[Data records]

=======

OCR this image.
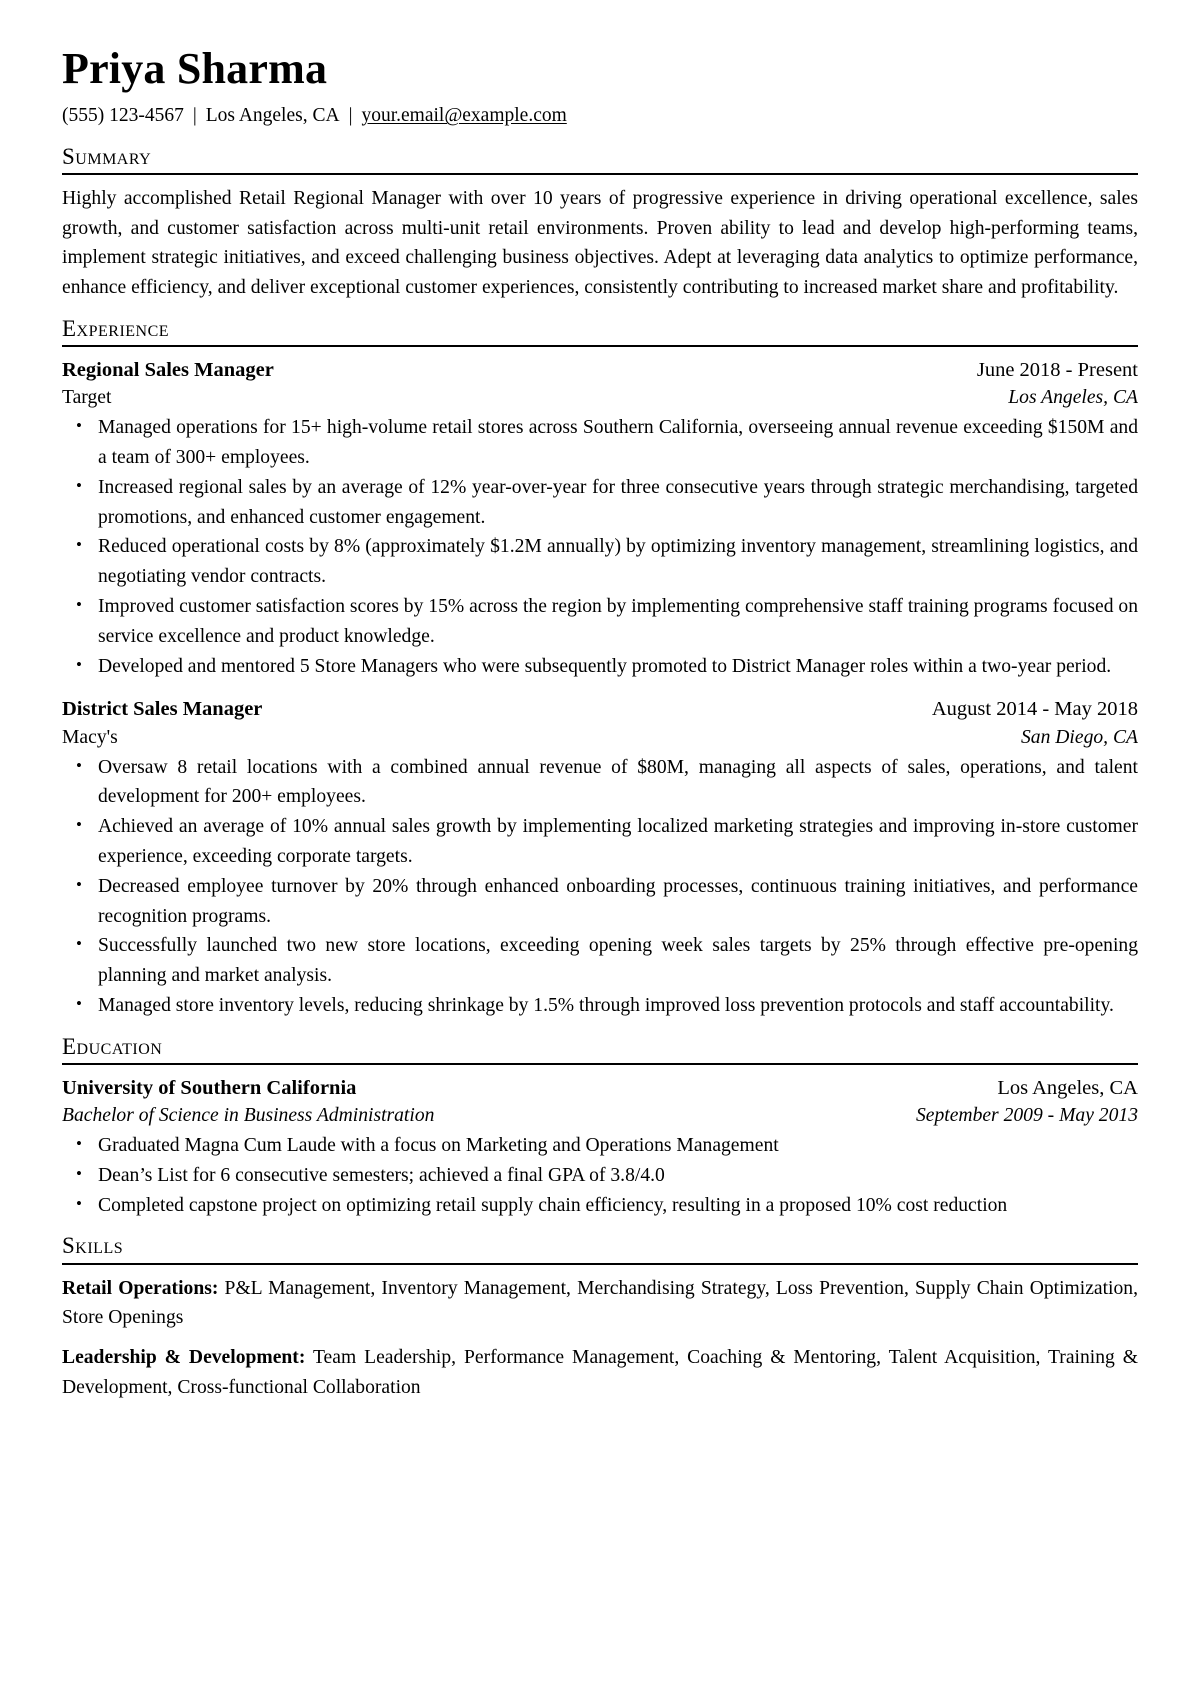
Priya Sharma
(555) 123-4567 | Los Angeles, CA | your.email@example.com
Summary

Highly accomplished Retail Regional Manager with over 10 years of progressive experience in driving operational excellence, sales growth, and customer satisfaction across multi-unit retail environments. Proven ability to lead and develop high-performing teams, implement strategic initiatives, and exceed challenging business objectives. Adept at leveraging data analytics to optimize performance, enhance efficiency, and deliver exceptional customer experiences, consistently contributing to increased market share and profitability.

Experience
Regional Sales Manager	June 2018 - Present
Target	Los Angeles, CA
• Managed operations for 15+ high-volume retail stores across Southern California, overseeing annual revenue exceeding $150M and a team of 300+ employees.
• Increased regional sales by an average of 12% year-over-year for three consecutive years through strategic merchandising, targeted promotions, and enhanced customer engagement.
• Reduced operational costs by 8% (approximately $1.2M annually) by optimizing inventory management, streamlining logistics, and negotiating vendor contracts.
• Improved customer satisfaction scores by 15% across the region by implementing comprehensive staff training programs focused on service excellence and product knowledge.
• Developed and mentored 5 Store Managers who were subsequently promoted to District Manager roles within a two-year period.
District Sales Manager	August 2014 - May 2018
Macy's	San Diego, CA
• Oversaw 8 retail locations with a combined annual revenue of $80M, managing all aspects of sales, operations, and talent development for 200+ employees.
• Achieved an average of 10% annual sales growth by implementing localized marketing strategies and improving in-store customer experience, exceeding corporate targets.
• Decreased employee turnover by 20% through enhanced onboarding processes, continuous training initiatives, and performance recognition programs.
• Successfully launched two new store locations, exceeding opening week sales targets by 25% through effective pre-opening planning and market analysis.
• Managed store inventory levels, reducing shrinkage by 1.5% through improved loss prevention protocols and staff accountability.
Education
University of Southern California	Los Angeles, CA
Bachelor of Science in Business Administration	September 2009 - May 2013
• Graduated Magna Cum Laude with a focus on Marketing and Operations Management
• Dean’s List for 6 consecutive semesters; achieved a final GPA of 3.8/4.0
• Completed capstone project on optimizing retail supply chain efficiency, resulting in a proposed 10% cost reduction
Skills

Retail Operations: P&L Management, Inventory Management, Merchandising Strategy, Loss Prevention, Supply Chain Optimization, Store Openings

Leadership & Development: Team Leadership, Performance Management, Coaching & Mentoring, Talent Acquisition, Training & Development, Cross-functional Collaboration
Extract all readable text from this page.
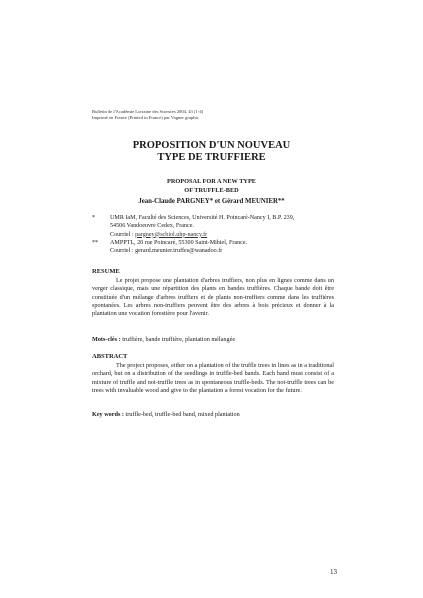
Bulletin de l'Académie Lorraine des Sciences 2004, 43 (1-4)
Imprimé en France (Printed in France) par Vagner graphic
PROPOSITION D'UN NOUVEAU
TYPE DE TRUFFIERE
PROPOSAL FOR A NEW TYPE
OF TRUFFLE-BED
Jean-Claude PARGNEY* et Gérard MEUNIER**
* UMR IaM, Faculté des Sciences, Université H. Poincaré-Nancy I, B.P. 239,
54506 Vandoeuvre Cedex, France.
Courriel : pargney@scbiol.uhp-nancy.fr
** AMPPTL, 20 rue Poincaré, 55300 Saint-Mihiel, France.
Courriel : gerard.meunier.truffes@wanadoo.fr
RESUME
Le projet propose une plantation d'arbres truffiers, non plus en lignes comme dans un verger classique, mais une répartition des plants en bandes truffières. Chaque bande doit être constituée d'un mélange d'arbres truffiers et de plants non-truffiers comme dans les truffières spontanées. Les arbres non-truffiers peuvent être des arbres à bois précieux et donner à la plantation une vocation forestière pour l'avenir.
Mots-clés : truffière, bande truffière, plantation mélangée
ABSTRACT
The project proposes, either on a plantation of the truffle trees in lines as in a traditional orchard, but on a distribution of the seedlings in truffle-bed bands. Each band must consist of a mixture of truffle and not-truffle trees as in spontaneous truffle-beds. The not-truffle trees can be trees with invaluable wood and give to the plantation a forest vocation for the future.
Key words : truffle-bed, truffle-bed band, mixed plantation
13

=======

Take the line with "Extract all readable text from this page." as the first line and the last line of the records above as the final one; reproduce exactly the lines between them, both included, without pictures.

Extract all readable text from this page.
Bulletin de l'Académie Lorraine des Sciences 2004, 43 (1-4)
Imprimé en France (Printed in France) par Vagner graphic
PROPOSITION D'UN NOUVEAU
TYPE DE TRUFFIERE
PROPOSAL FOR A NEW TYPE
OF TRUFFLE-BED
Jean-Claude PARGNEY* et Gérard MEUNIER**
* UMR IaM, Faculté des Sciences, Université H. Poincaré-Nancy I, B.P. 239,
54506 Vandoeuvre Cedex, France.
Courriel : pargney@scbiol.uhp-nancy.fr
** AMPPTL, 20 rue Poincaré, 55300 Saint-Mihiel, France.
Courriel : gerard.meunier.truffes@wanadoo.fr
RESUME
Le projet propose une plantation d'arbres truffiers, non plus en lignes comme dans un verger classique, mais une répartition des plants en bandes truffières. Chaque bande doit être constituée d'un mélange d'arbres truffiers et de plants non-truffiers comme dans les truffières spontanées. Les arbres non-truffiers peuvent être des arbres à bois précieux et donner à la plantation une vocation forestière pour l'avenir.
Mots-clés : truffière, bande truffière, plantation mélangée
ABSTRACT
The project proposes, either on a plantation of the truffle trees in lines as in a traditional orchard, but on a distribution of the seedlings in truffle-bed bands. Each band must consist of a mixture of truffle and not-truffle trees as in spontaneous truffle-beds. The not-truffle trees can be trees with invaluable wood and give to the plantation a forest vocation for the future.
Key words : truffle-bed, truffle-bed band, mixed plantation
13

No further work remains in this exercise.